**Given problem:**
Reproduce the data below word for word, leaving out the pictures.

Element and box listings:
· · · · ·

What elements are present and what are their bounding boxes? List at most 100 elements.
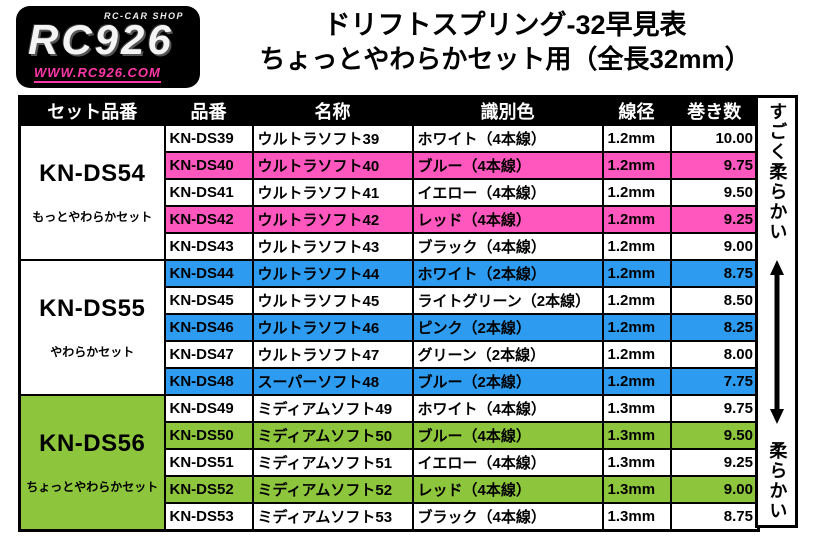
cell-turns: 9.25 [669, 205, 760, 234]
cell-name: ミディアムソフト50 [251, 421, 414, 450]
cell-name: ウルトラソフト44 [251, 259, 414, 288]
cell-name: ミディアムソフト49 [251, 394, 414, 423]
cell-part: KN-DS49 [163, 394, 254, 423]
cell-turns: 9.75 [669, 151, 760, 180]
cell-color: イエロー（4本線） [411, 178, 604, 207]
table-row: KN-DS56 ちょっとやわらかセット KN-DS49 ミディアムソフト49 ホ… [18, 394, 760, 531]
cell-color: ブルー（4本線） [411, 421, 604, 450]
cell-name: ウルトラソフト46 [251, 313, 414, 342]
set-group-kn-ds56: KN-DS56 ちょっとやわらかセット [18, 394, 166, 531]
cell-name: ウルトラソフト41 [251, 178, 414, 207]
cell-name: ミディアムソフト53 [251, 502, 414, 531]
cell-diameter: 1.2mm [601, 205, 672, 234]
cell-turns: 8.00 [669, 340, 760, 369]
header-set-code: セット品番 [18, 95, 166, 126]
cell-name: ウルトラソフト40 [251, 151, 414, 180]
cell-turns: 10.00 [669, 124, 760, 153]
header-part: 品番 [163, 95, 254, 126]
cell-color: ピンク（2本線） [411, 313, 604, 342]
title-line-1: ドリフトスプリング-32早見表 [323, 10, 687, 40]
table-row: KN-DS50 ミディアムソフト50 ブルー（4本線） 1.3mm 9.50 [20, 421, 760, 450]
cell-name: ウルトラソフト42 [251, 205, 414, 234]
table-row: KN-DS55 やわらかセット KN-DS44 ウルトラソフト44 ホワイト（2… [18, 259, 760, 396]
cell-turns: 9.75 [669, 394, 760, 423]
softness-top-label: すごく柔らかい [767, 102, 788, 242]
table-row: KN-DS42 ウルトラソフト42 レッド（4本線） 1.2mm 9.25 [20, 205, 760, 234]
cell-part: KN-DS50 [163, 421, 254, 450]
table-row: KN-DS47 ウルトラソフト47 グリーン（2本線） 1.2mm 8.00 [20, 340, 760, 369]
cell-diameter: 1.3mm [601, 421, 672, 450]
cell-name: ウルトラソフト43 [251, 232, 414, 261]
cell-part: KN-DS39 [163, 124, 254, 153]
cell-turns: 8.75 [669, 502, 760, 531]
page-title: ドリフトスプリング-32早見表 ちょっとやわらかセット用（全長32mm） [205, 8, 805, 77]
cell-name: ウルトラソフト45 [251, 286, 414, 315]
cell-part: KN-DS51 [163, 448, 254, 477]
set-group-kn-ds55: KN-DS55 やわらかセット [18, 259, 166, 396]
cell-diameter: 1.3mm [601, 475, 672, 504]
header-turns: 巻き数 [669, 95, 760, 126]
cell-part: KN-DS41 [163, 178, 254, 207]
softness-scale-column: すごく柔らかい 柔らかい [755, 95, 798, 528]
logo-url-text: WWW.RC926.COM [34, 65, 161, 83]
cell-turns: 9.50 [669, 421, 760, 450]
cell-diameter: 1.2mm [601, 313, 672, 342]
cell-diameter: 1.3mm [601, 448, 672, 477]
cell-name: ウルトラソフト39 [251, 124, 414, 153]
cell-diameter: 1.3mm [601, 394, 672, 423]
cell-name: ミディアムソフト52 [251, 475, 414, 504]
cell-turns: 9.00 [669, 475, 760, 504]
set-label: ちょっとやわらかセット [26, 479, 159, 494]
set-code: KN-DS54 [39, 160, 146, 187]
cell-turns: 8.50 [669, 286, 760, 315]
cell-part: KN-DS40 [163, 151, 254, 180]
cell-part: KN-DS43 [163, 232, 254, 261]
cell-part: KN-DS53 [163, 502, 254, 531]
table-row: KN-DS48 スーパーソフト48 ブルー（2本線） 1.2mm 7.75 [20, 367, 760, 396]
cell-diameter: 1.2mm [601, 124, 672, 153]
set-code: KN-DS56 [39, 429, 146, 457]
table-row: KN-DS45 ウルトラソフト45 ライトグリーン（2本線） 1.2mm 8.5… [20, 286, 760, 315]
cell-diameter: 1.2mm [601, 259, 672, 288]
cell-diameter: 1.3mm [601, 502, 672, 531]
table-row: KN-DS43 ウルトラソフト43 ブラック（4本線） 1.2mm 9.00 [20, 232, 760, 261]
table-row: KN-DS52 ミディアムソフト52 レッド（4本線） 1.3mm 9.00 [20, 475, 760, 504]
cell-color: ブラック（4本線） [411, 232, 604, 261]
cell-part: KN-DS46 [163, 313, 254, 342]
set-group-kn-ds54: KN-DS54 もっとやわらかセット [18, 124, 166, 261]
cell-name: ウルトラソフト47 [251, 340, 414, 369]
cell-color: レッド（4本線） [411, 205, 604, 234]
cell-turns: 7.75 [669, 367, 760, 396]
cell-diameter: 1.2mm [601, 232, 672, 261]
cell-turns: 9.00 [669, 232, 760, 261]
cell-color: グリーン（2本線） [411, 340, 604, 369]
logo-shop-label: RC-CAR SHOP [103, 11, 184, 21]
cell-part: KN-DS44 [163, 259, 254, 288]
cell-turns: 9.50 [669, 178, 760, 207]
cell-diameter: 1.2mm [601, 367, 672, 396]
table-row: KN-DS46 ウルトラソフト46 ピンク（2本線） 1.2mm 8.25 [20, 313, 760, 342]
cell-color: ブラック（4本線） [411, 502, 604, 531]
cell-part: KN-DS45 [163, 286, 254, 315]
cell-color: ホワイト（2本線） [411, 259, 604, 288]
table-row: KN-DS53 ミディアムソフト53 ブラック（4本線） 1.3mm 8.75 [20, 502, 760, 531]
cell-diameter: 1.2mm [601, 178, 672, 207]
cell-part: KN-DS42 [163, 205, 254, 234]
header-diameter: 線径 [601, 95, 672, 126]
set-label: もっとやわらかセット [32, 210, 153, 224]
title-line-2: ちょっとやわらかセット用（全長32mm） [259, 44, 751, 75]
header-name: 名称 [251, 95, 414, 126]
cell-color: レッド（4本線） [411, 475, 604, 504]
cell-part: KN-DS52 [163, 475, 254, 504]
cell-color: ブルー（4本線） [411, 151, 604, 180]
set-label: やわらかセット [50, 345, 135, 359]
table-row: KN-DS54 もっとやわらかセット KN-DS39 ウルトラソフト39 ホワイ… [18, 124, 760, 261]
cell-diameter: 1.2mm [601, 151, 672, 180]
cell-turns: 8.25 [669, 313, 760, 342]
cell-name: ミディアムソフト51 [251, 448, 414, 477]
table-row: KN-DS51 ミディアムソフト51 イエロー（4本線） 1.3mm 9.25 [20, 448, 760, 477]
logo-brand-text: RC926 [28, 16, 174, 63]
header-color: 識別色 [411, 95, 604, 126]
cell-color: ホワイト（4本線） [411, 124, 604, 153]
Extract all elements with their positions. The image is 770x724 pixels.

· · · · ·

**Correct answer:**
What elements are present and what are their bounding boxes? List at most 100 elements.
cell-turns: 9.25 [669, 205, 760, 234]
cell-name: ミディアムソフト50 [251, 421, 414, 450]
cell-name: ウルトラソフト44 [251, 259, 414, 288]
cell-name: ミディアムソフト49 [251, 394, 414, 423]
cell-part: KN-DS49 [163, 394, 254, 423]
cell-turns: 9.75 [669, 151, 760, 180]
cell-color: イエロー（4本線） [411, 178, 604, 207]
table-row: KN-DS56 ちょっとやわらかセット KN-DS49 ミディアムソフト49 ホ… [18, 394, 760, 531]
cell-color: ブルー（4本線） [411, 421, 604, 450]
cell-name: ウルトラソフト46 [251, 313, 414, 342]
set-group-kn-ds56: KN-DS56 ちょっとやわらかセット [18, 394, 166, 531]
cell-name: ウルトラソフト41 [251, 178, 414, 207]
cell-name: ミディアムソフト53 [251, 502, 414, 531]
cell-diameter: 1.2mm [601, 205, 672, 234]
cell-turns: 8.00 [669, 340, 760, 369]
header-set-code: セット品番 [18, 95, 166, 126]
cell-name: ウルトラソフト40 [251, 151, 414, 180]
cell-turns: 10.00 [669, 124, 760, 153]
header-part: 品番 [163, 95, 254, 126]
cell-color: ピンク（2本線） [411, 313, 604, 342]
title-line-1: ドリフトスプリング-32早見表 [323, 10, 687, 40]
table-row: KN-DS50 ミディアムソフト50 ブルー（4本線） 1.3mm 9.50 [20, 421, 760, 450]
cell-name: ウルトラソフト42 [251, 205, 414, 234]
table-row: KN-DS55 やわらかセット KN-DS44 ウルトラソフト44 ホワイト（2… [18, 259, 760, 396]
cell-turns: 9.75 [669, 394, 760, 423]
softness-top-label: すごく柔らかい [767, 102, 788, 242]
table-row: KN-DS42 ウルトラソフト42 レッド（4本線） 1.2mm 9.25 [20, 205, 760, 234]
cell-part: KN-DS50 [163, 421, 254, 450]
table-row: KN-DS47 ウルトラソフト47 グリーン（2本線） 1.2mm 8.00 [20, 340, 760, 369]
cell-diameter: 1.3mm [601, 421, 672, 450]
cell-name: ウルトラソフト43 [251, 232, 414, 261]
cell-part: KN-DS39 [163, 124, 254, 153]
cell-turns: 8.75 [669, 502, 760, 531]
page-title: ドリフトスプリング-32早見表 ちょっとやわらかセット用（全長32mm） [205, 8, 805, 77]
cell-name: ウルトラソフト45 [251, 286, 414, 315]
cell-part: KN-DS51 [163, 448, 254, 477]
set-group-kn-ds55: KN-DS55 やわらかセット [18, 259, 166, 396]
cell-diameter: 1.3mm [601, 475, 672, 504]
header-turns: 巻き数 [669, 95, 760, 126]
cell-part: KN-DS41 [163, 178, 254, 207]
softness-scale-column: すごく柔らかい 柔らかい [755, 95, 798, 528]
logo-url-text: WWW.RC926.COM [34, 65, 161, 83]
cell-turns: 9.50 [669, 421, 760, 450]
cell-diameter: 1.2mm [601, 313, 672, 342]
cell-diameter: 1.3mm [601, 448, 672, 477]
cell-name: ウルトラソフト39 [251, 124, 414, 153]
cell-diameter: 1.3mm [601, 394, 672, 423]
cell-name: ミディアムソフト52 [251, 475, 414, 504]
cell-turns: 9.00 [669, 475, 760, 504]
set-label: ちょっとやわらかセット [26, 479, 159, 494]
set-code: KN-DS54 [39, 160, 146, 187]
cell-turns: 8.50 [669, 286, 760, 315]
cell-part: KN-DS40 [163, 151, 254, 180]
cell-part: KN-DS43 [163, 232, 254, 261]
cell-part: KN-DS53 [163, 502, 254, 531]
table-row: KN-DS48 スーパーソフト48 ブルー（2本線） 1.2mm 7.75 [20, 367, 760, 396]
cell-diameter: 1.2mm [601, 124, 672, 153]
set-code: KN-DS56 [39, 429, 146, 457]
table-row: KN-DS45 ウルトラソフト45 ライトグリーン（2本線） 1.2mm 8.5… [20, 286, 760, 315]
cell-diameter: 1.2mm [601, 259, 672, 288]
cell-diameter: 1.3mm [601, 502, 672, 531]
table-row: KN-DS43 ウルトラソフト43 ブラック（4本線） 1.2mm 9.00 [20, 232, 760, 261]
table-row: KN-DS52 ミディアムソフト52 レッド（4本線） 1.3mm 9.00 [20, 475, 760, 504]
cell-color: ブラック（4本線） [411, 232, 604, 261]
cell-part: KN-DS46 [163, 313, 254, 342]
set-group-kn-ds54: KN-DS54 もっとやわらかセット [18, 124, 166, 261]
cell-name: ウルトラソフト47 [251, 340, 414, 369]
cell-color: レッド（4本線） [411, 205, 604, 234]
cell-turns: 7.75 [669, 367, 760, 396]
cell-diameter: 1.2mm [601, 232, 672, 261]
cell-turns: 9.00 [669, 232, 760, 261]
cell-color: グリーン（2本線） [411, 340, 604, 369]
logo-shop-label: RC-CAR SHOP [103, 11, 184, 21]
cell-part: KN-DS44 [163, 259, 254, 288]
cell-turns: 9.50 [669, 178, 760, 207]
cell-diameter: 1.2mm [601, 367, 672, 396]
table-row: KN-DS46 ウルトラソフト46 ピンク（2本線） 1.2mm 8.25 [20, 313, 760, 342]
cell-color: ブラック（4本線） [411, 502, 604, 531]
cell-part: KN-DS45 [163, 286, 254, 315]
cell-color: ホワイト（2本線） [411, 259, 604, 288]
table-row: KN-DS53 ミディアムソフト53 ブラック（4本線） 1.3mm 8.75 [20, 502, 760, 531]
cell-diameter: 1.2mm [601, 178, 672, 207]
cell-part: KN-DS42 [163, 205, 254, 234]
header-diameter: 線径 [601, 95, 672, 126]
set-label: もっとやわらかセット [32, 210, 153, 224]
title-line-2: ちょっとやわらかセット用（全長32mm） [259, 44, 751, 75]
header-name: 名称 [251, 95, 414, 126]
cell-color: レッド（4本線） [411, 475, 604, 504]
cell-part: KN-DS52 [163, 475, 254, 504]
cell-color: ブルー（4本線） [411, 151, 604, 180]
set-label: やわらかセット [50, 345, 135, 359]
table-row: KN-DS54 もっとやわらかセット KN-DS39 ウルトラソフト39 ホワイ… [18, 124, 760, 261]
cell-diameter: 1.2mm [601, 151, 672, 180]
cell-turns: 8.25 [669, 313, 760, 342]
cell-name: ミディアムソフト51 [251, 448, 414, 477]
table-row: KN-DS51 ミディアムソフト51 イエロー（4本線） 1.3mm 9.25 [20, 448, 760, 477]
logo-brand-text: RC926 [28, 16, 174, 63]
header-color: 識別色 [411, 95, 604, 126]
cell-color: ホワイト（4本線） [411, 124, 604, 153]
Extract all elements with their positions. The image is 770x724 pixels.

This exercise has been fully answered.